DO THIS: Each entry has to be copied exactly, with nothing missed.
◇ ◇ ◇ ◇ ◇ ◇ ◇
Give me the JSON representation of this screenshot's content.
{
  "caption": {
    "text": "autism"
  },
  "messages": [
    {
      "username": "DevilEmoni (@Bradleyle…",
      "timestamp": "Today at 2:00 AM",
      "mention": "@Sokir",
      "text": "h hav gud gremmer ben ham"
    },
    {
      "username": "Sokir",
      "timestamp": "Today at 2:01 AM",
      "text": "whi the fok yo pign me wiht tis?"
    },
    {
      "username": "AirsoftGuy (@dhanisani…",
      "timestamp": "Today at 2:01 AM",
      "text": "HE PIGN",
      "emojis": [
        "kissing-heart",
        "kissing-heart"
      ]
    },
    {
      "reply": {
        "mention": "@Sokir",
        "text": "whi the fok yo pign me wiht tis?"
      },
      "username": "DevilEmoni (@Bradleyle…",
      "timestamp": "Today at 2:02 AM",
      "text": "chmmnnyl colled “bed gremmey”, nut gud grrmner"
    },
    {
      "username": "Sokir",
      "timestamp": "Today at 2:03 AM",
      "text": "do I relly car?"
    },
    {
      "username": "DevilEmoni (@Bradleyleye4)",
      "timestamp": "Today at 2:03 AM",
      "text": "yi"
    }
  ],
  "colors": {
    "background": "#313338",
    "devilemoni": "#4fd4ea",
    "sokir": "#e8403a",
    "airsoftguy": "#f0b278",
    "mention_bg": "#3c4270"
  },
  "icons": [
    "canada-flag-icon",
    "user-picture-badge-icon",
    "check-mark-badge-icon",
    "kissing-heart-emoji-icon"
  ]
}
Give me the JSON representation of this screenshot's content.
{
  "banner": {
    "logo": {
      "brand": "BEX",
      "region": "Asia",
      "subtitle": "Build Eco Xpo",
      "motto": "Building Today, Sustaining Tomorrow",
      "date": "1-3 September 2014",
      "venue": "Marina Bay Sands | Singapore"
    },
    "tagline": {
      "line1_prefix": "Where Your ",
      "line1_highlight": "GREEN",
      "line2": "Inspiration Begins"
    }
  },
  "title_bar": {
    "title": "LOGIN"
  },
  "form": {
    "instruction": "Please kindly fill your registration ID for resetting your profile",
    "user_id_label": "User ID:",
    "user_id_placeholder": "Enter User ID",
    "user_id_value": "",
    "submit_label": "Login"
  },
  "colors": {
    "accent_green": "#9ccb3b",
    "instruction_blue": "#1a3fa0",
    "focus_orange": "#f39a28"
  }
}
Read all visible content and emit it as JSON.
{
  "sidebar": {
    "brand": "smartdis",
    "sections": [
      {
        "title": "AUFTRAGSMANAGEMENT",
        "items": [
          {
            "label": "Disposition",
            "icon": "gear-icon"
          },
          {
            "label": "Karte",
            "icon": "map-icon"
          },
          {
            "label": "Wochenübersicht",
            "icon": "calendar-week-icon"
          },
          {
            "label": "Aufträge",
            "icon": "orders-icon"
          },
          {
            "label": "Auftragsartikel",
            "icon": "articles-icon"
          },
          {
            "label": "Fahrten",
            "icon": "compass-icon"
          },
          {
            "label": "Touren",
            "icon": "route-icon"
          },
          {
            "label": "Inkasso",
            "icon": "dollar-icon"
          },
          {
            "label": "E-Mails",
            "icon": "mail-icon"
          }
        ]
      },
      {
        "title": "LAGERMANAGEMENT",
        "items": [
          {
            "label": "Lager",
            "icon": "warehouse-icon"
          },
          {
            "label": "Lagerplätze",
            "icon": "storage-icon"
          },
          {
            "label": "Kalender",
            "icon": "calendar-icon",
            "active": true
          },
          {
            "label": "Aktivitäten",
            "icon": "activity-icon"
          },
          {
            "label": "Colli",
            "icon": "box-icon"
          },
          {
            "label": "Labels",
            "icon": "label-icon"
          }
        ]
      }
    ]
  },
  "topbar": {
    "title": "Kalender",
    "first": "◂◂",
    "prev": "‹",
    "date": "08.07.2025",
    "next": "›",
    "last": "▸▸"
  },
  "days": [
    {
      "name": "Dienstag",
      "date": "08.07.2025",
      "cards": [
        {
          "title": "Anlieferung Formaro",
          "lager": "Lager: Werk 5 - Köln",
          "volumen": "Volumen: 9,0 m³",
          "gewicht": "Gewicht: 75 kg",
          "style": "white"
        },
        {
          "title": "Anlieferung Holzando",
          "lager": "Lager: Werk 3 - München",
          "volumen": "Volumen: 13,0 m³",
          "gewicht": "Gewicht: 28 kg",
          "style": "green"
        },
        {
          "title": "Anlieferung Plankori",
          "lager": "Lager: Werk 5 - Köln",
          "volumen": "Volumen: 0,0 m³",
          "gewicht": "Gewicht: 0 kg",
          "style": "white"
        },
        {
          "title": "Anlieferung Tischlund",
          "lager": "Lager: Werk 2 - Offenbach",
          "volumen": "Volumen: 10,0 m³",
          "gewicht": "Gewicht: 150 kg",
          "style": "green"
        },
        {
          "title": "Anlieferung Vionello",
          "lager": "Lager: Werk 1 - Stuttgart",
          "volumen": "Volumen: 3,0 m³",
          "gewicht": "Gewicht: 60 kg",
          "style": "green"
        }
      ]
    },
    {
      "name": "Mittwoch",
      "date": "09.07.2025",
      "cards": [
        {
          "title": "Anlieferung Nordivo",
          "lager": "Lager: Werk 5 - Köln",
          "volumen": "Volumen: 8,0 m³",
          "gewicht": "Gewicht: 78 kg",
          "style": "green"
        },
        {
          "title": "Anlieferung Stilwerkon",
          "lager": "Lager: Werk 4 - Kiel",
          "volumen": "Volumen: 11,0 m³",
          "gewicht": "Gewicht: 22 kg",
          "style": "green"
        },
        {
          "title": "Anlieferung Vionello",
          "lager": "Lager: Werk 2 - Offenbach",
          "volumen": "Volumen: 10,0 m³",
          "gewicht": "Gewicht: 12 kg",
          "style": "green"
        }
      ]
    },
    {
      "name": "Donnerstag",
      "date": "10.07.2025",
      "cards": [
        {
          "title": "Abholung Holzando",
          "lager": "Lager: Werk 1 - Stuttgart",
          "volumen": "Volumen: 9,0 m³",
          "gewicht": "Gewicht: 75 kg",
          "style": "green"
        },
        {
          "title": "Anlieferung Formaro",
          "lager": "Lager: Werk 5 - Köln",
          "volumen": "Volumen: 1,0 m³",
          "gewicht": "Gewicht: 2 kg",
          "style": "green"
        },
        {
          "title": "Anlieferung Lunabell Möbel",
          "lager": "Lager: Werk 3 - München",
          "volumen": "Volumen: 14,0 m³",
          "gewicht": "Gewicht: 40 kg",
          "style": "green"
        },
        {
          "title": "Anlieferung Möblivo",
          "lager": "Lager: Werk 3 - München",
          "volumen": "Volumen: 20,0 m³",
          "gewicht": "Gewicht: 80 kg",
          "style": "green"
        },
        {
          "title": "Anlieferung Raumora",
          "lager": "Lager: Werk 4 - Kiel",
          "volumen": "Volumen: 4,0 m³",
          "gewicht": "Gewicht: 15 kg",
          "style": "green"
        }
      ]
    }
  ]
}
◇ ◇ ◇ ◇ ◇ ◇ ◇
PROBLEM SOLUTION:
Give me the JSON representation of this screenshot's content.
{
  "caption": {
    "text": "autism"
  },
  "messages": [
    {
      "username": "DevilEmoni (@Bradleyle…",
      "timestamp": "Today at 2:00 AM",
      "mention": "@Sokir",
      "text": "h hav gud gremmer ben ham"
    },
    {
      "username": "Sokir",
      "timestamp": "Today at 2:01 AM",
      "text": "whi the fok yo pign me wiht tis?"
    },
    {
      "username": "AirsoftGuy (@dhanisani…",
      "timestamp": "Today at 2:01 AM",
      "text": "HE PIGN",
      "emojis": [
        "kissing-heart",
        "kissing-heart"
      ]
    },
    {
      "reply": {
        "mention": "@Sokir",
        "text": "whi the fok yo pign me wiht tis?"
      },
      "username": "DevilEmoni (@Bradleyle…",
      "timestamp": "Today at 2:02 AM",
      "text": "chmmnnyl colled “bed gremmey”, nut gud grrmner"
    },
    {
      "username": "Sokir",
      "timestamp": "Today at 2:03 AM",
      "text": "do I relly car?"
    },
    {
      "username": "DevilEmoni (@Bradleyleye4)",
      "timestamp": "Today at 2:03 AM",
      "text": "yi"
    }
  ],
  "colors": {
    "background": "#313338",
    "devilemoni": "#4fd4ea",
    "sokir": "#e8403a",
    "airsoftguy": "#f0b278",
    "mention_bg": "#3c4270"
  },
  "icons": [
    "canada-flag-icon",
    "user-picture-badge-icon",
    "check-mark-badge-icon",
    "kissing-heart-emoji-icon"
  ]
}
Give me the JSON representation of this screenshot's content.
{
  "banner": {
    "logo": {
      "brand": "BEX",
      "region": "Asia",
      "subtitle": "Build Eco Xpo",
      "motto": "Building Today, Sustaining Tomorrow",
      "date": "1-3 September 2014",
      "venue": "Marina Bay Sands | Singapore"
    },
    "tagline": {
      "line1_prefix": "Where Your ",
      "line1_highlight": "GREEN",
      "line2": "Inspiration Begins"
    }
  },
  "title_bar": {
    "title": "LOGIN"
  },
  "form": {
    "instruction": "Please kindly fill your registration ID for resetting your profile",
    "user_id_label": "User ID:",
    "user_id_placeholder": "Enter User ID",
    "user_id_value": "",
    "submit_label": "Login"
  },
  "colors": {
    "accent_green": "#9ccb3b",
    "instruction_blue": "#1a3fa0",
    "focus_orange": "#f39a28"
  }
}
Read all visible content and emit it as JSON.
{
  "sidebar": {
    "brand": "smartdis",
    "sections": [
      {
        "title": "AUFTRAGSMANAGEMENT",
        "items": [
          {
            "label": "Disposition",
            "icon": "gear-icon"
          },
          {
            "label": "Karte",
            "icon": "map-icon"
          },
          {
            "label": "Wochenübersicht",
            "icon": "calendar-week-icon"
          },
          {
            "label": "Aufträge",
            "icon": "orders-icon"
          },
          {
            "label": "Auftragsartikel",
            "icon": "articles-icon"
          },
          {
            "label": "Fahrten",
            "icon": "compass-icon"
          },
          {
            "label": "Touren",
            "icon": "route-icon"
          },
          {
            "label": "Inkasso",
            "icon": "dollar-icon"
          },
          {
            "label": "E-Mails",
            "icon": "mail-icon"
          }
        ]
      },
      {
        "title": "LAGERMANAGEMENT",
        "items": [
          {
            "label": "Lager",
            "icon": "warehouse-icon"
          },
          {
            "label": "Lagerplätze",
            "icon": "storage-icon"
          },
          {
            "label": "Kalender",
            "icon": "calendar-icon",
            "active": true
          },
          {
            "label": "Aktivitäten",
            "icon": "activity-icon"
          },
          {
            "label": "Colli",
            "icon": "box-icon"
          },
          {
            "label": "Labels",
            "icon": "label-icon"
          }
        ]
      }
    ]
  },
  "topbar": {
    "title": "Kalender",
    "first": "◂◂",
    "prev": "‹",
    "date": "08.07.2025",
    "next": "›",
    "last": "▸▸"
  },
  "days": [
    {
      "name": "Dienstag",
      "date": "08.07.2025",
      "cards": [
        {
          "title": "Anlieferung Formaro",
          "lager": "Lager: Werk 5 - Köln",
          "volumen": "Volumen: 9,0 m³",
          "gewicht": "Gewicht: 75 kg",
          "style": "white"
        },
        {
          "title": "Anlieferung Holzando",
          "lager": "Lager: Werk 3 - München",
          "volumen": "Volumen: 13,0 m³",
          "gewicht": "Gewicht: 28 kg",
          "style": "green"
        },
        {
          "title": "Anlieferung Plankori",
          "lager": "Lager: Werk 5 - Köln",
          "volumen": "Volumen: 0,0 m³",
          "gewicht": "Gewicht: 0 kg",
          "style": "white"
        },
        {
          "title": "Anlieferung Tischlund",
          "lager": "Lager: Werk 2 - Offenbach",
          "volumen": "Volumen: 10,0 m³",
          "gewicht": "Gewicht: 150 kg",
          "style": "green"
        },
        {
          "title": "Anlieferung Vionello",
          "lager": "Lager: Werk 1 - Stuttgart",
          "volumen": "Volumen: 3,0 m³",
          "gewicht": "Gewicht: 60 kg",
          "style": "green"
        }
      ]
    },
    {
      "name": "Mittwoch",
      "date": "09.07.2025",
      "cards": [
        {
          "title": "Anlieferung Nordivo",
          "lager": "Lager: Werk 5 - Köln",
          "volumen": "Volumen: 8,0 m³",
          "gewicht": "Gewicht: 78 kg",
          "style": "green"
        },
        {
          "title": "Anlieferung Stilwerkon",
          "lager": "Lager: Werk 4 - Kiel",
          "volumen": "Volumen: 11,0 m³",
          "gewicht": "Gewicht: 22 kg",
          "style": "green"
        },
        {
          "title": "Anlieferung Vionello",
          "lager": "Lager: Werk 2 - Offenbach",
          "volumen": "Volumen: 10,0 m³",
          "gewicht": "Gewicht: 12 kg",
          "style": "green"
        }
      ]
    },
    {
      "name": "Donnerstag",
      "date": "10.07.2025",
      "cards": [
        {
          "title": "Abholung Holzando",
          "lager": "Lager: Werk 1 - Stuttgart",
          "volumen": "Volumen: 9,0 m³",
          "gewicht": "Gewicht: 75 kg",
          "style": "green"
        },
        {
          "title": "Anlieferung Formaro",
          "lager": "Lager: Werk 5 - Köln",
          "volumen": "Volumen: 1,0 m³",
          "gewicht": "Gewicht: 2 kg",
          "style": "green"
        },
        {
          "title": "Anlieferung Lunabell Möbel",
          "lager": "Lager: Werk 3 - München",
          "volumen": "Volumen: 14,0 m³",
          "gewicht": "Gewicht: 40 kg",
          "style": "green"
        },
        {
          "title": "Anlieferung Möblivo",
          "lager": "Lager: Werk 3 - München",
          "volumen": "Volumen: 20,0 m³",
          "gewicht": "Gewicht: 80 kg",
          "style": "green"
        },
        {
          "title": "Anlieferung Raumora",
          "lager": "Lager: Werk 4 - Kiel",
          "volumen": "Volumen: 4,0 m³",
          "gewicht": "Gewicht: 15 kg",
          "style": "green"
        }
      ]
    }
  ]
}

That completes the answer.